▸ Given exercise:
Everything in the data should be repeated exactly, save for the images.

▸ Supplied material:
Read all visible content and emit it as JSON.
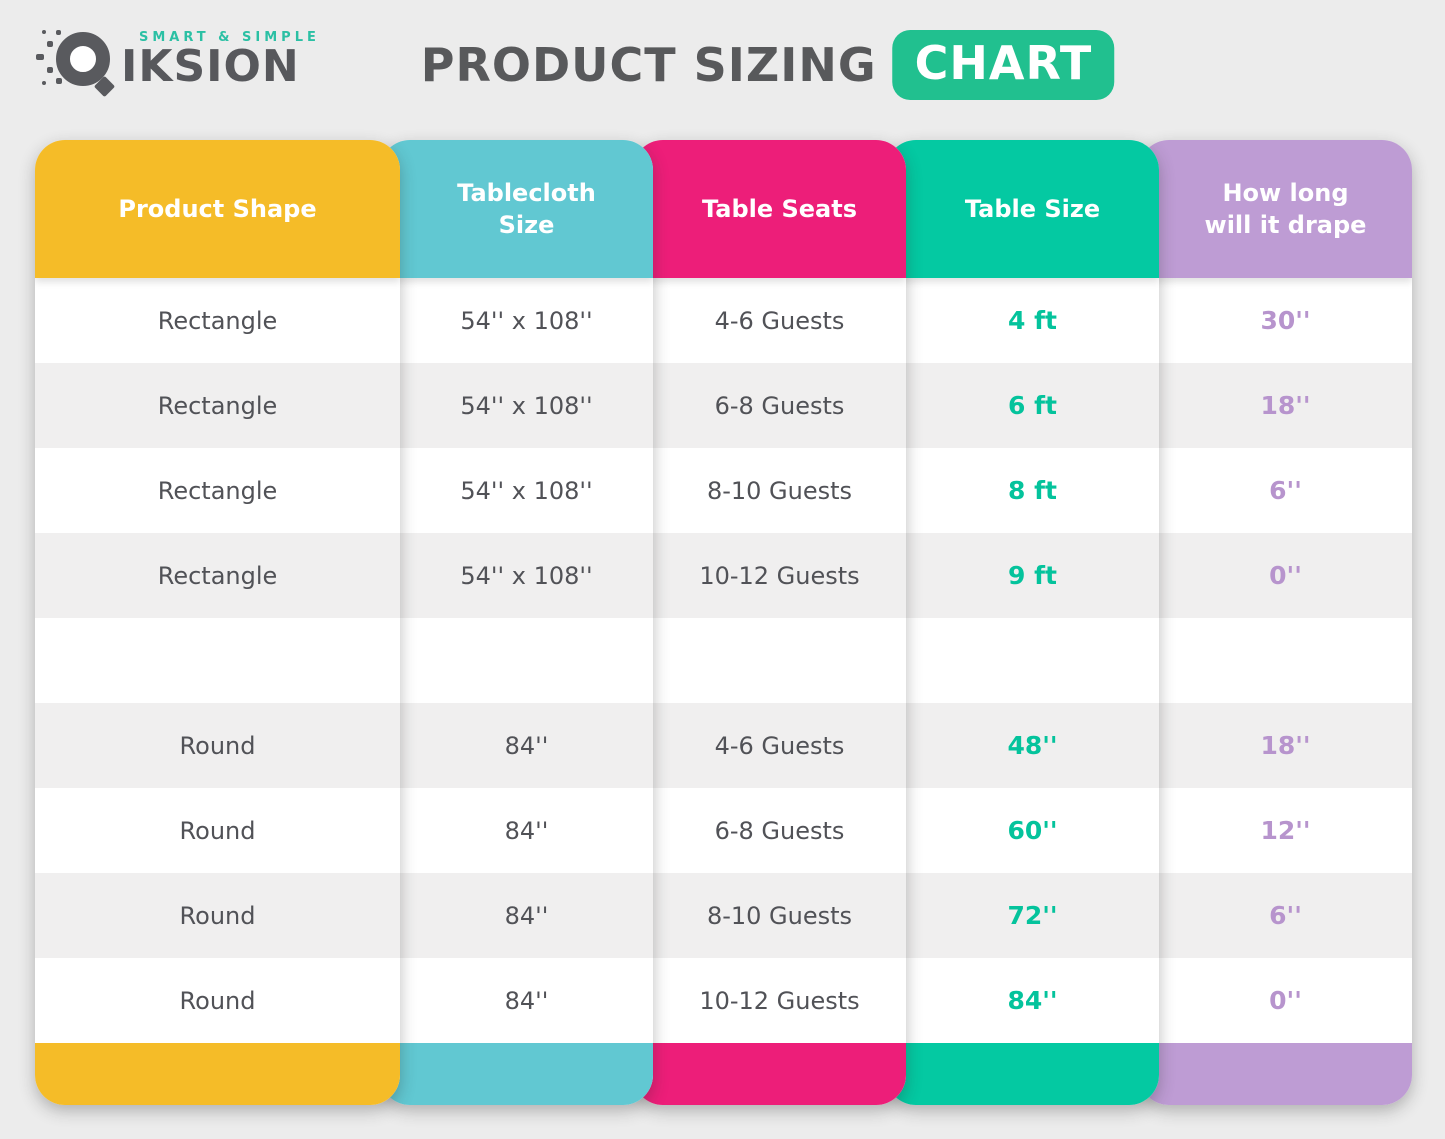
{
  "logo": {
    "tagline": "SMART & SIMPLE",
    "brand": "IKSION"
  },
  "title": {
    "text": "PRODUCT SIZING",
    "badge": "CHART"
  },
  "colors": {
    "background": "#ececec",
    "title_text": "#58595b",
    "badge_green": "#21c08f",
    "tagline_teal": "#2bc0a4",
    "cell_text": "#515257",
    "row_alt": "#f0efef",
    "value_green": "#04c39c",
    "value_purple": "#b794cd"
  },
  "chart_data": {
    "type": "table",
    "title": "PRODUCT SIZING CHART",
    "columns": [
      {
        "key": "shape",
        "label": "Product Shape",
        "color": "#f5bc28"
      },
      {
        "key": "cloth",
        "label": "Tablecloth\nSize",
        "color": "#61c8d2"
      },
      {
        "key": "seats",
        "label": "Table Seats",
        "color": "#ed1e79"
      },
      {
        "key": "size",
        "label": "Table Size",
        "color": "#04c9a2"
      },
      {
        "key": "drape",
        "label": "How long\nwill it drape",
        "color": "#be9cd4"
      }
    ],
    "rows": [
      {
        "shape": "Rectangle",
        "cloth": "54'' x 108''",
        "seats": "4-6 Guests",
        "size": "4 ft",
        "drape": "30''"
      },
      {
        "shape": "Rectangle",
        "cloth": "54'' x 108''",
        "seats": "6-8 Guests",
        "size": "6 ft",
        "drape": "18''"
      },
      {
        "shape": "Rectangle",
        "cloth": "54'' x 108''",
        "seats": "8-10 Guests",
        "size": "8 ft",
        "drape": "6''"
      },
      {
        "shape": "Rectangle",
        "cloth": "54'' x 108''",
        "seats": "10-12 Guests",
        "size": "9 ft",
        "drape": "0''"
      },
      {
        "spacer": true
      },
      {
        "shape": "Round",
        "cloth": "84''",
        "seats": "4-6 Guests",
        "size": "48''",
        "drape": "18''"
      },
      {
        "shape": "Round",
        "cloth": "84''",
        "seats": "6-8 Guests",
        "size": "60''",
        "drape": "12''"
      },
      {
        "shape": "Round",
        "cloth": "84''",
        "seats": "8-10 Guests",
        "size": "72''",
        "drape": "6''"
      },
      {
        "shape": "Round",
        "cloth": "84''",
        "seats": "10-12 Guests",
        "size": "84''",
        "drape": "0''"
      }
    ]
  }
}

▸ Full answer:
Read all visible content and emit it as JSON.
{
  "logo": {
    "tagline": "SMART & SIMPLE",
    "brand": "IKSION"
  },
  "title": {
    "text": "PRODUCT SIZING",
    "badge": "CHART"
  },
  "colors": {
    "background": "#ececec",
    "title_text": "#58595b",
    "badge_green": "#21c08f",
    "tagline_teal": "#2bc0a4",
    "cell_text": "#515257",
    "row_alt": "#f0efef",
    "value_green": "#04c39c",
    "value_purple": "#b794cd"
  },
  "chart_data": {
    "type": "table",
    "title": "PRODUCT SIZING CHART",
    "columns": [
      {
        "key": "shape",
        "label": "Product Shape",
        "color": "#f5bc28"
      },
      {
        "key": "cloth",
        "label": "Tablecloth\nSize",
        "color": "#61c8d2"
      },
      {
        "key": "seats",
        "label": "Table Seats",
        "color": "#ed1e79"
      },
      {
        "key": "size",
        "label": "Table Size",
        "color": "#04c9a2"
      },
      {
        "key": "drape",
        "label": "How long\nwill it drape",
        "color": "#be9cd4"
      }
    ],
    "rows": [
      {
        "shape": "Rectangle",
        "cloth": "54'' x 108''",
        "seats": "4-6 Guests",
        "size": "4 ft",
        "drape": "30''"
      },
      {
        "shape": "Rectangle",
        "cloth": "54'' x 108''",
        "seats": "6-8 Guests",
        "size": "6 ft",
        "drape": "18''"
      },
      {
        "shape": "Rectangle",
        "cloth": "54'' x 108''",
        "seats": "8-10 Guests",
        "size": "8 ft",
        "drape": "6''"
      },
      {
        "shape": "Rectangle",
        "cloth": "54'' x 108''",
        "seats": "10-12 Guests",
        "size": "9 ft",
        "drape": "0''"
      },
      {
        "spacer": true
      },
      {
        "shape": "Round",
        "cloth": "84''",
        "seats": "4-6 Guests",
        "size": "48''",
        "drape": "18''"
      },
      {
        "shape": "Round",
        "cloth": "84''",
        "seats": "6-8 Guests",
        "size": "60''",
        "drape": "12''"
      },
      {
        "shape": "Round",
        "cloth": "84''",
        "seats": "8-10 Guests",
        "size": "72''",
        "drape": "6''"
      },
      {
        "shape": "Round",
        "cloth": "84''",
        "seats": "10-12 Guests",
        "size": "84''",
        "drape": "0''"
      }
    ]
  }
}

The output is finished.